- **STATED EXERCISE**: Search the listing below for the word "直播电商太火" and copy each line that holds it.
=== INFORMATION PROVIDED ===
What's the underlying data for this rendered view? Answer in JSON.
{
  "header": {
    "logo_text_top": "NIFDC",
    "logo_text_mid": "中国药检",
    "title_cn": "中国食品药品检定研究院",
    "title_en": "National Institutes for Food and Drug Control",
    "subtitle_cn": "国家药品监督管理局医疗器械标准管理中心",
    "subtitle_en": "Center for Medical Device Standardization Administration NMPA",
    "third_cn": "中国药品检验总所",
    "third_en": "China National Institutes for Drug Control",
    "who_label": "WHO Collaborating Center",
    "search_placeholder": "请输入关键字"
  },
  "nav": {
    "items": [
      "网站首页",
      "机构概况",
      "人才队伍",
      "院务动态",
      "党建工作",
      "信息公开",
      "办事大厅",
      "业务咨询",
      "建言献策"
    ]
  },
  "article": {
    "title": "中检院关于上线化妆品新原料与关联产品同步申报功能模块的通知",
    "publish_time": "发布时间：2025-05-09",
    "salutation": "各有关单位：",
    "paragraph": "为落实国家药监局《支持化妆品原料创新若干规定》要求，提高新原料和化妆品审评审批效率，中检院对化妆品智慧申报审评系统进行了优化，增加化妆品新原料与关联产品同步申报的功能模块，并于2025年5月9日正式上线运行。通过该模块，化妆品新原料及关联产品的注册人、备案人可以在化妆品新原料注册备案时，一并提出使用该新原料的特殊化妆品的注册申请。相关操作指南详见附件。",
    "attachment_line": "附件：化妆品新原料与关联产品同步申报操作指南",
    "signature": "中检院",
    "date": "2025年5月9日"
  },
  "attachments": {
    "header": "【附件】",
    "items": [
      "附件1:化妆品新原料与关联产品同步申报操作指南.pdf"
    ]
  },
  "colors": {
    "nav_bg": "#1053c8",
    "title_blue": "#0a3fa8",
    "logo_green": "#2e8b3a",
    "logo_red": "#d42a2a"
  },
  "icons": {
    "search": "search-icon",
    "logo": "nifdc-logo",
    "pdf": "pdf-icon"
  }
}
===
=== INFORMATION PROVIDED ===
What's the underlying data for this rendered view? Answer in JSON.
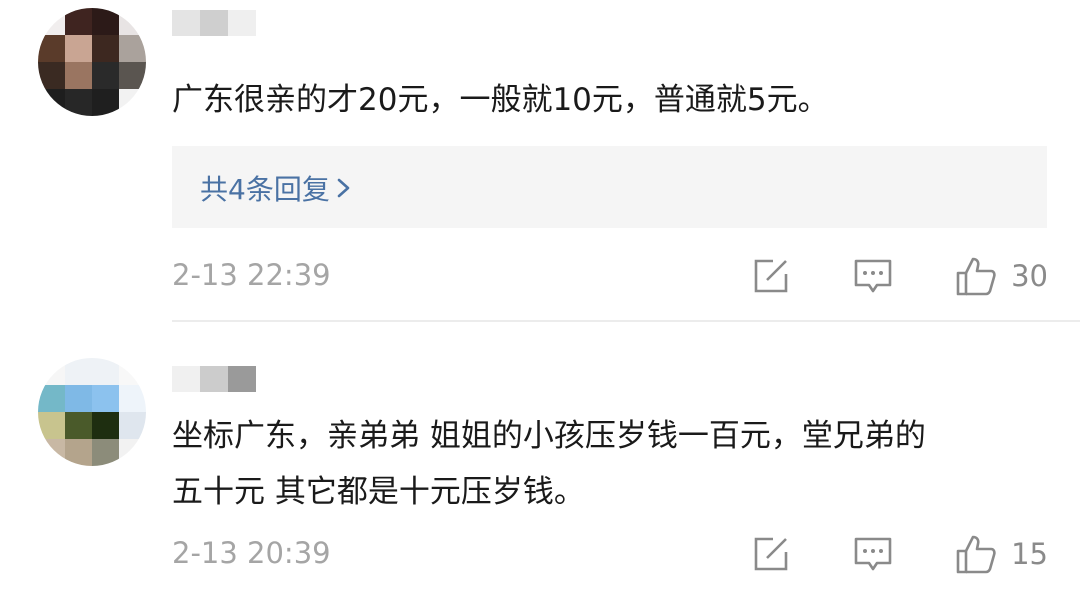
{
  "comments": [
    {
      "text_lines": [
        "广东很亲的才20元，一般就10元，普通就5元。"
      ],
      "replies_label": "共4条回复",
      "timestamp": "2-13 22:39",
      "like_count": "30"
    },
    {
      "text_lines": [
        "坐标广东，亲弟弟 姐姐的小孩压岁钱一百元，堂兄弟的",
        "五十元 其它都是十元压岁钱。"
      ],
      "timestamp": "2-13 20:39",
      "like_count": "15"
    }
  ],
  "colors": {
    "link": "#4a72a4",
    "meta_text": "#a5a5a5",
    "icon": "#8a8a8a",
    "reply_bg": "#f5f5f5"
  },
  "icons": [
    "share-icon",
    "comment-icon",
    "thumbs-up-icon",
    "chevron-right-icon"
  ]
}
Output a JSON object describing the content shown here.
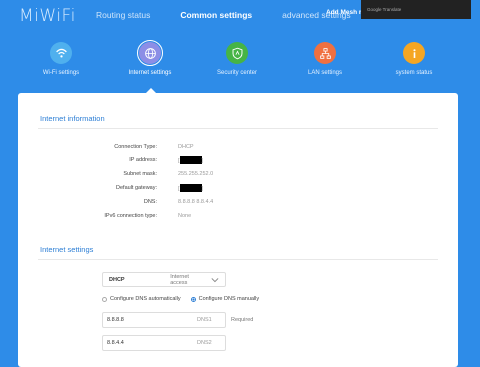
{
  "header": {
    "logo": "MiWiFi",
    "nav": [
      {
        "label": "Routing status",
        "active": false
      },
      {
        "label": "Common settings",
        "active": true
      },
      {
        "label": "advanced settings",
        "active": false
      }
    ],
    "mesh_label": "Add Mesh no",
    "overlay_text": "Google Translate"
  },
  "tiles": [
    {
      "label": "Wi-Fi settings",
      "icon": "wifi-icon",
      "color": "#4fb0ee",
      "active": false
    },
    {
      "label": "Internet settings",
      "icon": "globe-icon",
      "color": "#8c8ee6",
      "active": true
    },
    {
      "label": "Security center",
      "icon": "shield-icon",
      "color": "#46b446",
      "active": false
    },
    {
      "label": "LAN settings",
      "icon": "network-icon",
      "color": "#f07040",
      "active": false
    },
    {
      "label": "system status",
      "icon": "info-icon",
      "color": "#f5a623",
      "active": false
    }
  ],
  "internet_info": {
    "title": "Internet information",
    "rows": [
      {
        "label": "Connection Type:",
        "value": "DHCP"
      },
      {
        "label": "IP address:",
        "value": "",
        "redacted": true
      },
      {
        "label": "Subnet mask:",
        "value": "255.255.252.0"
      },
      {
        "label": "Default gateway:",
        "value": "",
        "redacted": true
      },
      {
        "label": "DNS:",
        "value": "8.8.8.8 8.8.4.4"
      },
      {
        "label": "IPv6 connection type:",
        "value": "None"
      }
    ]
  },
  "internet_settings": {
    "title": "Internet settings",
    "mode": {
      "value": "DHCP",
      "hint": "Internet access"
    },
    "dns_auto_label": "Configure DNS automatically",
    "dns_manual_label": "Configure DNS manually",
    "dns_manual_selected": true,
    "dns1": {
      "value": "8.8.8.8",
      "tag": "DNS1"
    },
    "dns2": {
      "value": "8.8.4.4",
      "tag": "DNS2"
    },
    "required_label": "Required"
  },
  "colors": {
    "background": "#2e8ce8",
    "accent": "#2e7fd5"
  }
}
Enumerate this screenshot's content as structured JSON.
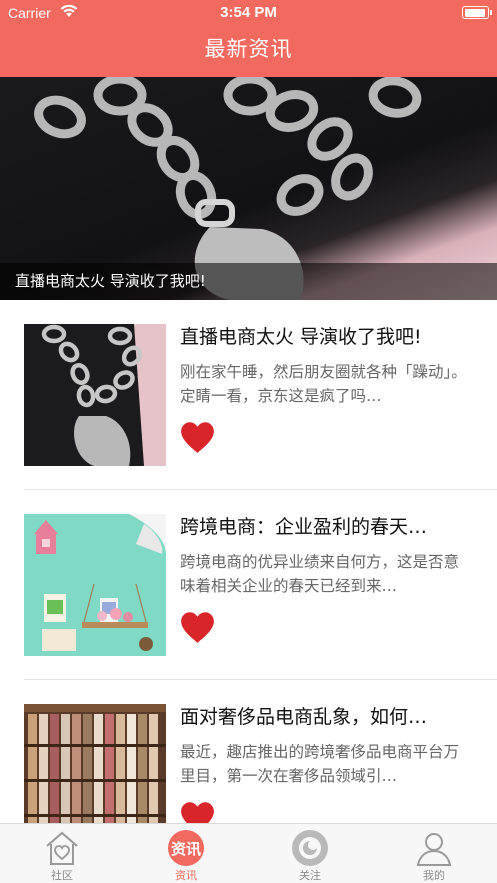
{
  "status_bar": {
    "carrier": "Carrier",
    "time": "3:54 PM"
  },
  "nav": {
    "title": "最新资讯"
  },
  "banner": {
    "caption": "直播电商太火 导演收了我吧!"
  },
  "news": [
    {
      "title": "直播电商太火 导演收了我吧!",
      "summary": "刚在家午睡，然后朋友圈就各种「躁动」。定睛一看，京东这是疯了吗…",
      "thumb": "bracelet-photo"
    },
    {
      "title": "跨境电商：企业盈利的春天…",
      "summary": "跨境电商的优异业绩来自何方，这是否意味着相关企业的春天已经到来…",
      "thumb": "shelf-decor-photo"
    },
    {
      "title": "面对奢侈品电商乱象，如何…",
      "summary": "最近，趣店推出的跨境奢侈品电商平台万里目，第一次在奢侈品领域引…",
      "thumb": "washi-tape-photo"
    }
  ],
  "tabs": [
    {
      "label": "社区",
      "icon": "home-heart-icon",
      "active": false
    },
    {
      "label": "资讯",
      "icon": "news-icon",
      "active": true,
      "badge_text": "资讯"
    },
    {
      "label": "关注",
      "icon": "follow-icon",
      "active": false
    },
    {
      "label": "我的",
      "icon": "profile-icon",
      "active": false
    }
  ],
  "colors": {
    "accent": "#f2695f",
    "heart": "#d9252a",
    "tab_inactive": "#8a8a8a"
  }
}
===
- **WRITTEN SOLUTION**:
    "caption": "直播电商太火 导演收了我吧!"
      "title": "直播电商太火 导演收了我吧!",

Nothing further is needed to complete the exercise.